Records provided:
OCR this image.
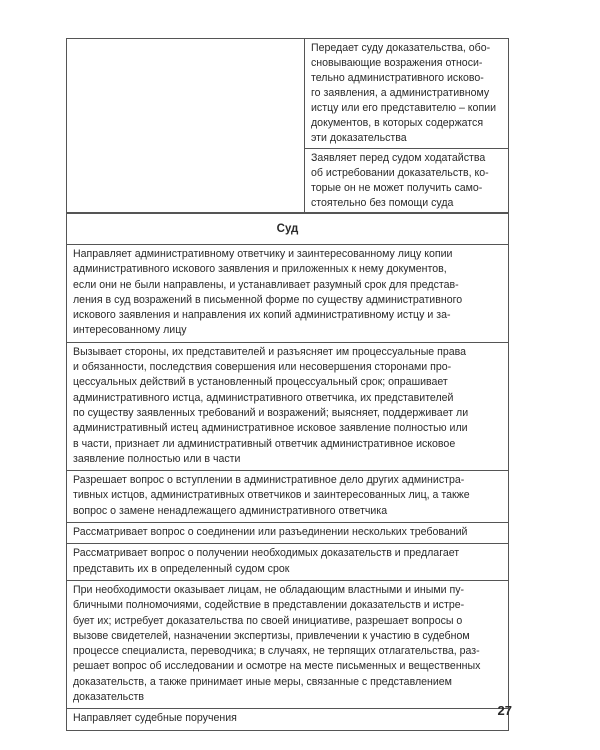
Передает суду доказательства, обо-
сновывающие возражения относи-
тельно административного исково-
го заявления, а административному
истцу или его представителю – копии
документов, в которых содержатся
эти доказательства
Заявляет перед судом ходатайства
об истребовании доказательств, ко-
торые он не может получить само-
стоятельно без помощи суда
Суд
Направляет административному ответчику и заинтересованному лицу копии
административного искового заявления и приложенных к нему документов,
если они не были направлены, и устанавливает разумный срок для представ-
ления в суд возражений в письменной форме по существу административного
искового заявления и направления их копий административному истцу и за-
интересованному лицу
Вызывает стороны, их представителей и разъясняет им процессуальные права
и обязанности, последствия совершения или несовершения сторонами про-
цессуальных действий в установленный процессуальный срок; опрашивает
административного истца, административного ответчика, их представителей
по существу заявленных требований и возражений; выясняет, поддерживает ли
административный истец административное исковое заявление полностью или
в части, признает ли административный ответчик административное исковое
заявление полностью или в части
Разрешает вопрос о вступлении в административное дело других администра-
тивных истцов, административных ответчиков и заинтересованных лиц, а также
вопрос о замене ненадлежащего административного ответчика
Рассматривает вопрос о соединении или разъединении нескольких требований
Рассматривает вопрос о получении необходимых доказательств и предлагает
представить их в определенный судом срок
При необходимости оказывает лицам, не обладающим властными и иными пу-
бличными полномочиями, содействие в представлении доказательств и истре-
бует их; истребует доказательства по своей инициативе, разрешает вопросы о
вызове свидетелей, назначении экспертизы, привлечении к участию в судебном
процессе специалиста, переводчика; в случаях, не терпящих отлагательства, раз-
решает вопрос об исследовании и осмотре на месте письменных и вещественных
доказательств, а также принимает иные меры, связанные с представлением
доказательств
Направляет судебные поручения
27
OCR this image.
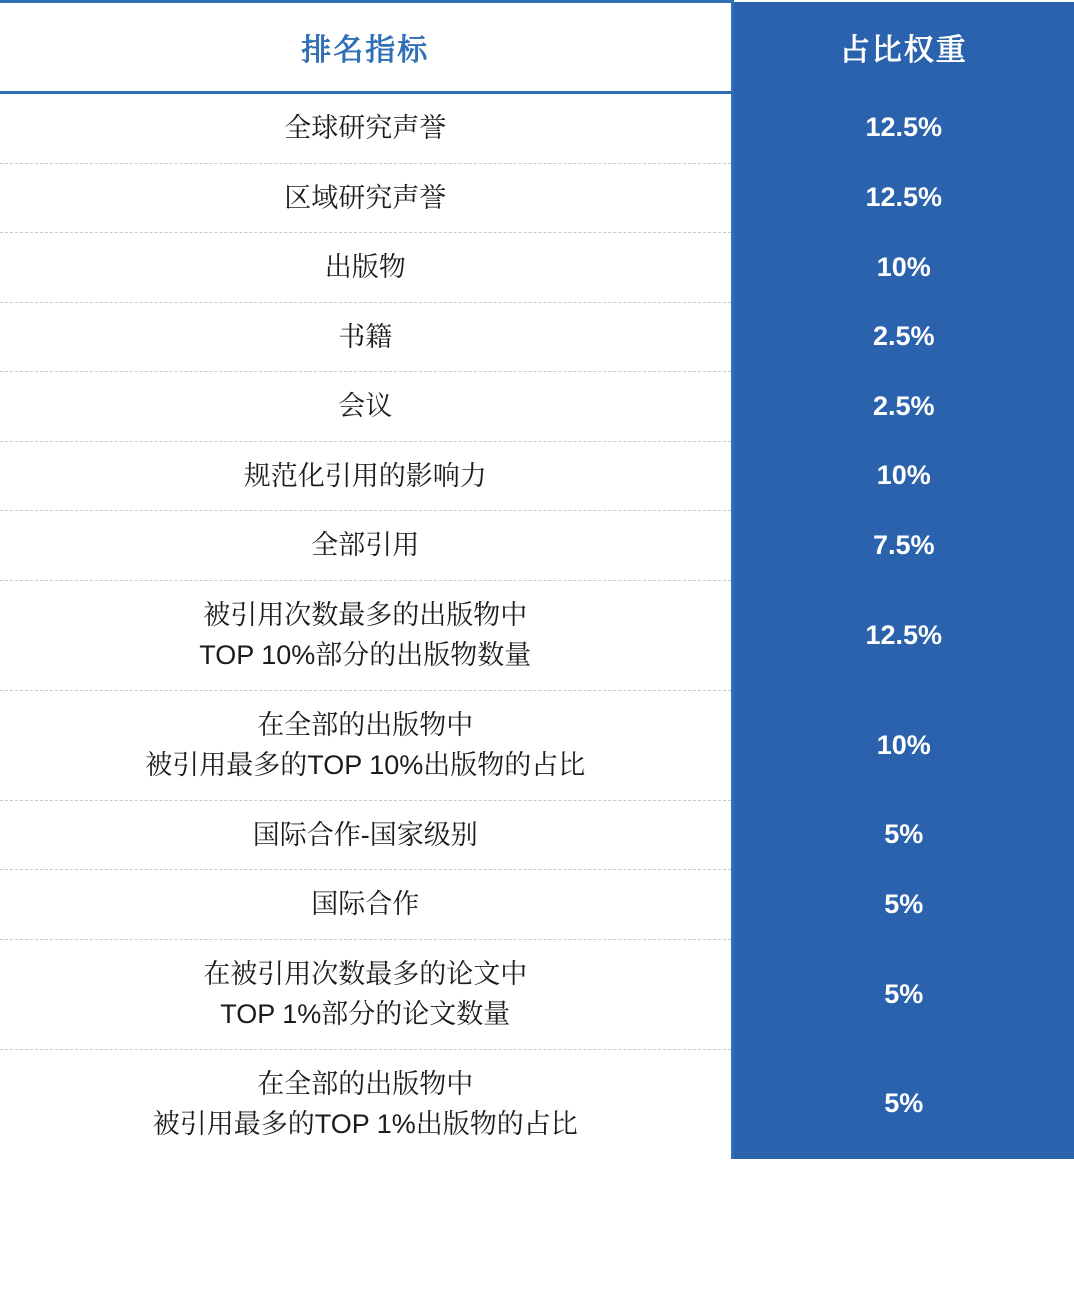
排名指标	占比权重
全球研究声誉	12.5%
区域研究声誉	12.5%
出版物	10%
书籍	2.5%
会议	2.5%
规范化引用的影响力	10%
全部引用	7.5%
被引用次数最多的出版物中
TOP 10%部分的出版物数量	12.5%
在全部的出版物中
被引用最多的TOP 10%出版物的占比	10%
国际合作-国家级别	5%
国际合作	5%
在被引用次数最多的论文中
TOP 1%部分的论文数量	5%
在全部的出版物中
被引用最多的TOP 1%出版物的占比	5%
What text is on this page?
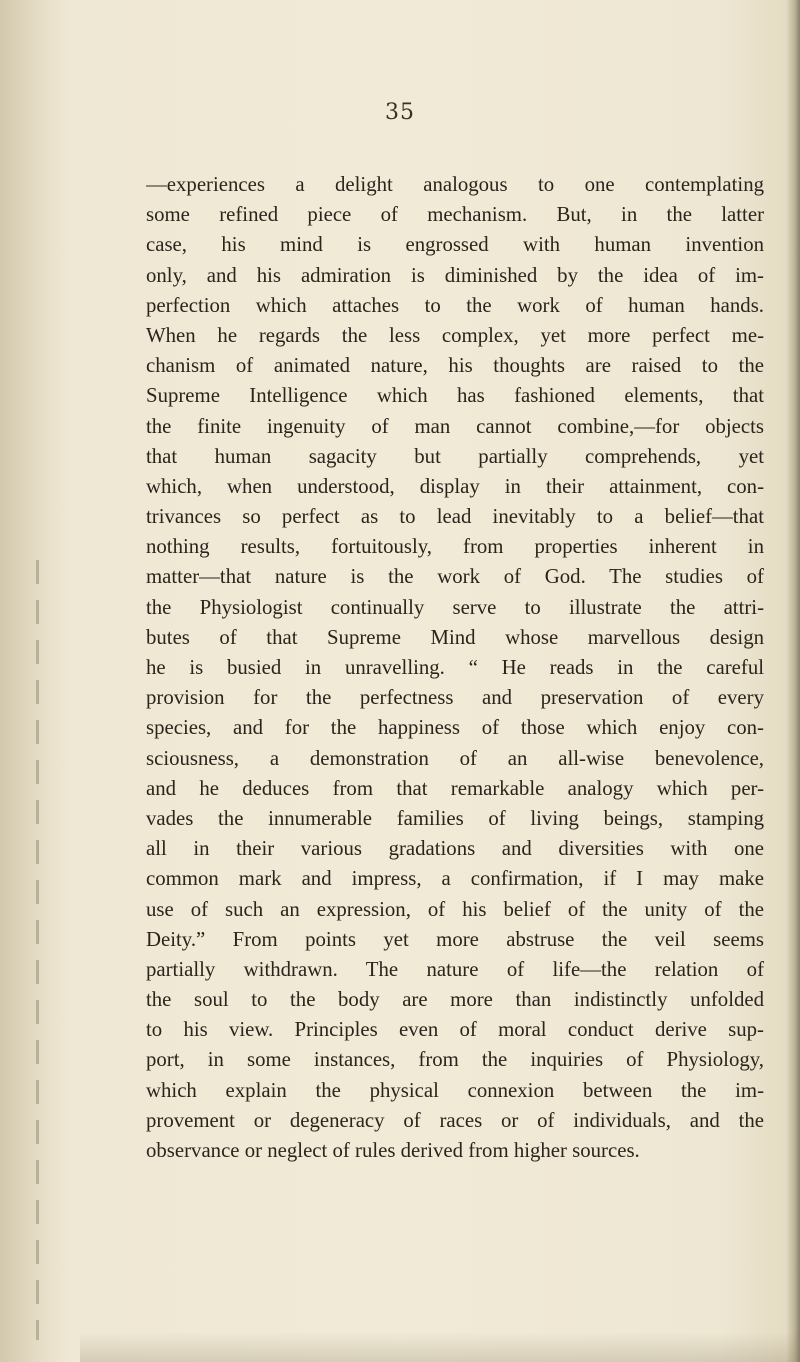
35
—experiences a delight analogous to one contemplating
some refined piece of mechanism. But, in the latter
case, his mind is engrossed with human invention
only, and his admiration is diminished by the idea of im-
perfection which attaches to the work of human hands.
When he regards the less complex, yet more perfect me-
chanism of animated nature, his thoughts are raised to the
Supreme Intelligence which has fashioned elements, that
the finite ingenuity of man cannot combine,—for objects
that human sagacity but partially comprehends, yet
which, when understood, display in their attainment, con-
trivances so perfect as to lead inevitably to a belief—that
nothing results, fortuitously, from properties inherent in
matter—that nature is the work of God. The studies of
the Physiologist continually serve to illustrate the attri-
butes of that Supreme Mind whose marvellous design
he is busied in unravelling. “ He reads in the careful
provision for the perfectness and preservation of every
species, and for the happiness of those which enjoy con-
sciousness, a demonstration of an all-wise benevolence,
and he deduces from that remarkable analogy which per-
vades the innumerable families of living beings, stamping
all in their various gradations and diversities with one
common mark and impress, a confirmation, if I may make
use of such an expression, of his belief of the unity of the
Deity.” From points yet more abstruse the veil seems
partially withdrawn. The nature of life—the relation of
the soul to the body are more than indistinctly unfolded
to his view. Principles even of moral conduct derive sup-
port, in some instances, from the inquiries of Physiology,
which explain the physical connexion between the im-
provement or degeneracy of races or of individuals, and the
observance or neglect of rules derived from higher sources.
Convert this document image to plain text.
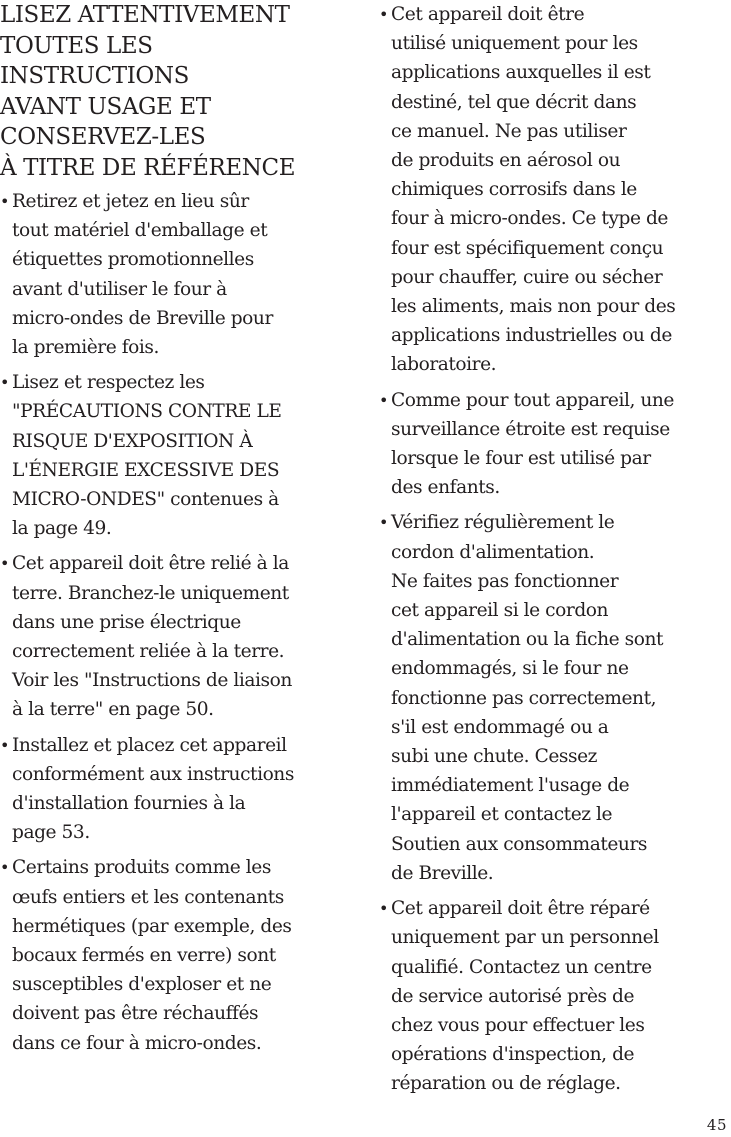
LISEZ ATTENTIVEMENT
TOUTES LES
INSTRUCTIONS
AVANT USAGE ET
CONSERVEZ-LES
À TITRE DE RÉFÉRENCE
• Retirez et jetez en lieu sûr
tout matériel d'emballage et
étiquettes promotionnelles
avant d'utiliser le four à
micro-ondes de Breville pour
la première fois.
• Lisez et respectez les
"PRÉCAUTIONS CONTRE LE
RISQUE D'EXPOSITION À
L'ÉNERGIE EXCESSIVE DES
MICRO-ONDES" contenues à
la page 49.
• Cet appareil doit être relié à la
terre. Branchez-le uniquement
dans une prise électrique
correctement reliée à la terre.
Voir les "Instructions de liaison
à la terre" en page 50.
• Installez et placez cet appareil
conformément aux instructions
d'installation fournies à la
page 53.
• Certains produits comme les
œufs entiers et les contenants
hermétiques (par exemple, des
bocaux fermés en verre) sont
susceptibles d'exploser et ne
doivent pas être réchauffés
dans ce four à micro-ondes.
• Cet appareil doit être
utilisé uniquement pour les
applications auxquelles il est
destiné, tel que décrit dans
ce manuel. Ne pas utiliser
de produits en aérosol ou
chimiques corrosifs dans le
four à micro-ondes. Ce type de
four est spécifiquement conçu
pour chauffer, cuire ou sécher
les aliments, mais non pour des
applications industrielles ou de
laboratoire.
• Comme pour tout appareil, une
surveillance étroite est requise
lorsque le four est utilisé par
des enfants.
• Vérifiez régulièrement le
cordon d'alimentation.
Ne faites pas fonctionner
cet appareil si le cordon
d'alimentation ou la fiche sont
endommagés, si le four ne
fonctionne pas correctement,
s'il est endommagé ou a
subi une chute. Cessez
immédiatement l'usage de
l'appareil et contactez le
Soutien aux consommateurs
de Breville.
• Cet appareil doit être réparé
uniquement par un personnel
qualifié. Contactez un centre
de service autorisé près de
chez vous pour effectuer les
opérations d'inspection, de
réparation ou de réglage.
45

Problem description: The listing above needs to be output again exactly. Don't include the pictures.

Task output:
OCR this image.
Передает суду доказательства, обо-
сновывающие возражения относи-
тельно административного исково-
го заявления, а административному
истцу или его представителю – копии
документов, в которых содержатся
эти доказательства
Заявляет перед судом ходатайства
об истребовании доказательств, ко-
торые он не может получить само-
стоятельно без помощи суда
Суд
Направляет административному ответчику и заинтересованному лицу копии
административного искового заявления и приложенных к нему документов,
если они не были направлены, и устанавливает разумный срок для представ-
ления в суд возражений в письменной форме по существу административного
искового заявления и направления их копий административному истцу и за-
интересованному лицу
Вызывает стороны, их представителей и разъясняет им процессуальные права
и обязанности, последствия совершения или несовершения сторонами про-
цессуальных действий в установленный процессуальный срок; опрашивает
административного истца, административного ответчика, их представителей
по существу заявленных требований и возражений; выясняет, поддерживает ли
административный истец административное исковое заявление полностью или
в части, признает ли административный ответчик административное исковое
заявление полностью или в части
Разрешает вопрос о вступлении в административное дело других администра-
тивных истцов, административных ответчиков и заинтересованных лиц, а также
вопрос о замене ненадлежащего административного ответчика
Рассматривает вопрос о соединении или разъединении нескольких требований
Рассматривает вопрос о получении необходимых доказательств и предлагает
представить их в определенный судом срок
При необходимости оказывает лицам, не обладающим властными и иными пу-
бличными полномочиями, содействие в представлении доказательств и истре-
бует их; истребует доказательства по своей инициативе, разрешает вопросы о
вызове свидетелей, назначении экспертизы, привлечении к участию в судебном
процессе специалиста, переводчика; в случаях, не терпящих отлагательства, раз-
решает вопрос об исследовании и осмотре на месте письменных и вещественных
доказательств, а также принимает иные меры, связанные с представлением
доказательств
Направляет судебные поручения
27
OCR this image.
排名指标	占比权重
全球研究声誉	12.5%
区域研究声誉	12.5%
出版物	10%
书籍	2.5%
会议	2.5%
规范化引用的影响力	10%
全部引用	7.5%
被引用次数最多的出版物中
TOP 10%部分的出版物数量	12.5%
在全部的出版物中
被引用最多的TOP 10%出版物的占比	10%
国际合作-国家级别	5%
国际合作	5%
在被引用次数最多的论文中
TOP 1%部分的论文数量	5%
在全部的出版物中
被引用最多的TOP 1%出版物的占比	5%
What text is on this page?
35
—experiences a delight analogous to one contemplating
some refined piece of mechanism. But, in the latter
case, his mind is engrossed with human invention
only, and his admiration is diminished by the idea of im-
perfection which attaches to the work of human hands.
When he regards the less complex, yet more perfect me-
chanism of animated nature, his thoughts are raised to the
Supreme Intelligence which has fashioned elements, that
the finite ingenuity of man cannot combine,—for objects
that human sagacity but partially comprehends, yet
which, when understood, display in their attainment, con-
trivances so perfect as to lead inevitably to a belief—that
nothing results, fortuitously, from properties inherent in
matter—that nature is the work of God. The studies of
the Physiologist continually serve to illustrate the attri-
butes of that Supreme Mind whose marvellous design
he is busied in unravelling. “ He reads in the careful
provision for the perfectness and preservation of every
species, and for the happiness of those which enjoy con-
sciousness, a demonstration of an all-wise benevolence,
and he deduces from that remarkable analogy which per-
vades the innumerable families of living beings, stamping
all in their various gradations and diversities with one
common mark and impress, a confirmation, if I may make
use of such an expression, of his belief of the unity of the
Deity.” From points yet more abstruse the veil seems
partially withdrawn. The nature of life—the relation of
the soul to the body are more than indistinctly unfolded
to his view. Principles even of moral conduct derive sup-
port, in some instances, from the inquiries of Physiology,
which explain the physical connexion between the im-
provement or degeneracy of races or of individuals, and the
observance or neglect of rules derived from higher sources.
Convert this document image to plain text.
LISEZ ATTENTIVEMENT
TOUTES LES
INSTRUCTIONS
AVANT USAGE ET
CONSERVEZ-LES
À TITRE DE RÉFÉRENCE
• Retirez et jetez en lieu sûr
tout matériel d'emballage et
étiquettes promotionnelles
avant d'utiliser le four à
micro-ondes de Breville pour
la première fois.
• Lisez et respectez les
"PRÉCAUTIONS CONTRE LE
RISQUE D'EXPOSITION À
L'ÉNERGIE EXCESSIVE DES
MICRO-ONDES" contenues à
la page 49.
• Cet appareil doit être relié à la
terre. Branchez-le uniquement
dans une prise électrique
correctement reliée à la terre.
Voir les "Instructions de liaison
à la terre" en page 50.
• Installez et placez cet appareil
conformément aux instructions
d'installation fournies à la
page 53.
• Certains produits comme les
œufs entiers et les contenants
hermétiques (par exemple, des
bocaux fermés en verre) sont
susceptibles d'exploser et ne
doivent pas être réchauffés
dans ce four à micro-ondes.
• Cet appareil doit être
utilisé uniquement pour les
applications auxquelles il est
destiné, tel que décrit dans
ce manuel. Ne pas utiliser
de produits en aérosol ou
chimiques corrosifs dans le
four à micro-ondes. Ce type de
four est spécifiquement conçu
pour chauffer, cuire ou sécher
les aliments, mais non pour des
applications industrielles ou de
laboratoire.
• Comme pour tout appareil, une
surveillance étroite est requise
lorsque le four est utilisé par
des enfants.
• Vérifiez régulièrement le
cordon d'alimentation.
Ne faites pas fonctionner
cet appareil si le cordon
d'alimentation ou la fiche sont
endommagés, si le four ne
fonctionne pas correctement,
s'il est endommagé ou a
subi une chute. Cessez
immédiatement l'usage de
l'appareil et contactez le
Soutien aux consommateurs
de Breville.
• Cet appareil doit être réparé
uniquement par un personnel
qualifié. Contactez un centre
de service autorisé près de
chez vous pour effectuer les
opérations d'inspection, de
réparation ou de réglage.
45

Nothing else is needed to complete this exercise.